Requirements:
**1.** According to the Dodgers and White Sox post, how many regular-season games did the 2017 Dodgers win?
**2.** Proceed with the Dodgers and White Sox post, picking up right after its final sentence.

Passage shown:
::::

Showing posts with label Houston Astros. Show all posts
Showing posts with label Houston Astros. Show all posts

Monday, October 23, 2017

Can the Dodgers match the ’05 White Sox postseason accomplishments?

Can 2017 Los Angeles Dodgers ...
Now that we know there’s going to be a Houston Astros/Los Angeles Dodgers matchup come the World Series beginning Tuesday, I can’t help but be reminded of that magical moments of 2005 when it was the Chicago White Sox who managed to “win it all” that autumn.
... match '05 Sox postseason mark?



What was notable about the White Sox’ bid for league and overall championships was that, come playoff time, they became virtually unbeatable.

THE WHITE SOX won the first round of American League playoffs with a three-game sweep of the Boston Red Sox (with Orlando Hernandez making one of the greatest relief pitching performances I’ve ever seen), then lost only one game in the final round of league playoffs.

Then came their four-game sweep of the World Series proper – as they beat the then-National League Houston Astros (watching the Saturday night playoff game against New York at Houston’s Minute Maid Park, I couldn’t help but remember that extra inning home run by Geoff Blum that was a significant part of the White Sox’ ultimate victory all those years ago).

Now why is any of this particularly relevant as we go into the 2017 World Series – one that sees the now-American League Houston Astros try to win their first World Series title ever?
Chicago native Granderson to play in Series

It’s because of the Dodgers – the team that for awhile this season flirted with the notion of setting a new record for the most wins (116) in a regular season; and wound up actually winning 104, which is still very impressive.

FOR THE DODGERS are the team who this year went through the first round of National League playoffs with a three-game sweep of the Arizona Diamondbacks, then went through the final round of National League playoffs by losing only one game to the Chicago Cubs.

Could it be that the 2017 Dodgers ball club will match the White Sox’ postseason achievement of an 11-1 record, which puts that team in some fairly historic categories.
Blum provided heroic moment in Houston

It’s comparable to the 1998 New York Yankees, who had a three-game sweep in the first round of playoffs, then a four games-to-two victory in the final round, then a four-game sweep of the World Series that year against the San Diego Padres (who nearly two decades later have yet to return to the “fall classic”).

Some say the 1976 Cincinnati Reds deserve recognition because they went through the whole of playoffs and World Series without losing a game. But back then, there was only one round of league playoffs prior to the World Series.

THEIR 7-0 RECORD in beating the Philadelphia Phillies, then the New York Yankees, isn’t quite comparable to what the ’98 Yankees or the ’05 White Sox did. Or what this year’s Los Angeles Dodgers manage to do – if they can pull off a four-game sweep of the World Series beginning Tuesday against Houston.
Just what are the chances of that happening? Is this year’s Dodger team going to be the historic element of the 2017 baseball season? Or is it going to be the notion of Houston becoming the first ball club to ever win championships for both the National and American leagues (which they were transferred to back in 2013, after having been in the “senior circuit” since the 1962 expansion)?

::::

Extracted records:
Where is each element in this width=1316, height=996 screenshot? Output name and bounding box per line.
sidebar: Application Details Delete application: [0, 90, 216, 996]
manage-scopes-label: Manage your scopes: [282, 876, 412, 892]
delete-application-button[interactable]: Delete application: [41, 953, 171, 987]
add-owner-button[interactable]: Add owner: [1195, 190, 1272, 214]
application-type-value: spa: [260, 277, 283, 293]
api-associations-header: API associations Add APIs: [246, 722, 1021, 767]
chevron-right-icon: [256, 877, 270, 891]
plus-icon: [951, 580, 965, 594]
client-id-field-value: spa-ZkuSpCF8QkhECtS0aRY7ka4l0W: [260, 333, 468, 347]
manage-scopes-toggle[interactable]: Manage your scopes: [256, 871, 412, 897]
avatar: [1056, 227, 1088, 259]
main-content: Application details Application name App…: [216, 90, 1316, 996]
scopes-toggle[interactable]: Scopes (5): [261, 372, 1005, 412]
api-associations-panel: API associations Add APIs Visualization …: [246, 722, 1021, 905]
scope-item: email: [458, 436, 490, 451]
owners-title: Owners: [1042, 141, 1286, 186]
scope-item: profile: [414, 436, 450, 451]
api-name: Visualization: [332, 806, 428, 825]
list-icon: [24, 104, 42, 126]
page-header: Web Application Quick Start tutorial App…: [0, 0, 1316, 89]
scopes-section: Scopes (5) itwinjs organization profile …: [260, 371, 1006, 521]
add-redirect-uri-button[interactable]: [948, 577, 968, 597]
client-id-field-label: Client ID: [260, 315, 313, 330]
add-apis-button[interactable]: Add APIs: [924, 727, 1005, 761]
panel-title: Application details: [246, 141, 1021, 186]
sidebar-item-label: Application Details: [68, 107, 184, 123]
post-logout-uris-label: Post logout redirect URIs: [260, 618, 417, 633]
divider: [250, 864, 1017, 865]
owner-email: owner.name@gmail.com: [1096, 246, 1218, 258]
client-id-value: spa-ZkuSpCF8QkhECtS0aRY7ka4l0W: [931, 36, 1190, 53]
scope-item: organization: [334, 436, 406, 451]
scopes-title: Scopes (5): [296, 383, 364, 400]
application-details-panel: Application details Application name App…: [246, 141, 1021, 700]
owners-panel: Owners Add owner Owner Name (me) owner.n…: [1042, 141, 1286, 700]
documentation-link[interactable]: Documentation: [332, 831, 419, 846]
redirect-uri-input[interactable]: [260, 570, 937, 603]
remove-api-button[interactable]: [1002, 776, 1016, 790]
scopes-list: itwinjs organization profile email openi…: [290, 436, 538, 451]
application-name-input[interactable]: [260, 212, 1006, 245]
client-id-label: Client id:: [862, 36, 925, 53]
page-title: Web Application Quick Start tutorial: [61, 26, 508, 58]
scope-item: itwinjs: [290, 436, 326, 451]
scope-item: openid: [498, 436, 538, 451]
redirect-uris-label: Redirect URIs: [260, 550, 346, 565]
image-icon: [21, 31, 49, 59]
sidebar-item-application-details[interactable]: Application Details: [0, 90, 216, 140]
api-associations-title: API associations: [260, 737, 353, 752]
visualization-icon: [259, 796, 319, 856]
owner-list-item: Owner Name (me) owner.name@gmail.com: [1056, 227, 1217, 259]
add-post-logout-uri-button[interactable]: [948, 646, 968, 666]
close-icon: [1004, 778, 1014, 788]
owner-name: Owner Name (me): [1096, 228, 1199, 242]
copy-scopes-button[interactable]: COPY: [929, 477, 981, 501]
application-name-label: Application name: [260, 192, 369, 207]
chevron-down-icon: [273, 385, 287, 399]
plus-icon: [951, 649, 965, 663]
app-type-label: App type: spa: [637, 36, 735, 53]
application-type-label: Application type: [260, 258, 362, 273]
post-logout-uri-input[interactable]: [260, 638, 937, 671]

::::

Task responses:
**1.** 104

**2.**
Honestly, I’m an American League fan who feels like the real American League teams all got knocked out of the running – and this year’s World Series will be the equivalent of a mid-season 1970s regular season ballgame of the old National League West.

So in that regard, I almost wouldn’t mind it if the Dodgers were able to pull off not only a victory – but a four-game sweep. It would provide an element of history to what otherwise would be remembered as the Yankees/Dodgers World Series that failed to come to be. Besides, since the Astros this year have shown they don’t really win on the road, the Dodgers (who have home field advantage) will have to be the favorite.
BESIDES, IF A four-game sweep were to become the end result – it means the baseball historians would have to delve into the records of the past to recall all the other ballclubs that suddenly became so dominant come October.

It means we’d have to give a plug to the first ball club from Chicago to take a World Series title in this century.

Which I think would be ironic since the fans of the Cubbie blue were convinced until just a few days ago that ’17 was intended to be “their year” to make some history – and certainly not a time for remembering the city’s “other” ball club.

So as I watch this week’s World Series action, I’ll admit that a key day will be Thursday. While many will think of it merely as a travel day from Los Angeles to Houston, I'll be remembering that moment of 12 years earlier at the same ballpark when White Sox shortstop Juan Uribe fielded that ground ball up the middle, then threw to first base for the final out that finally ended the White Sox’, and Chicago’s baseball championship drought.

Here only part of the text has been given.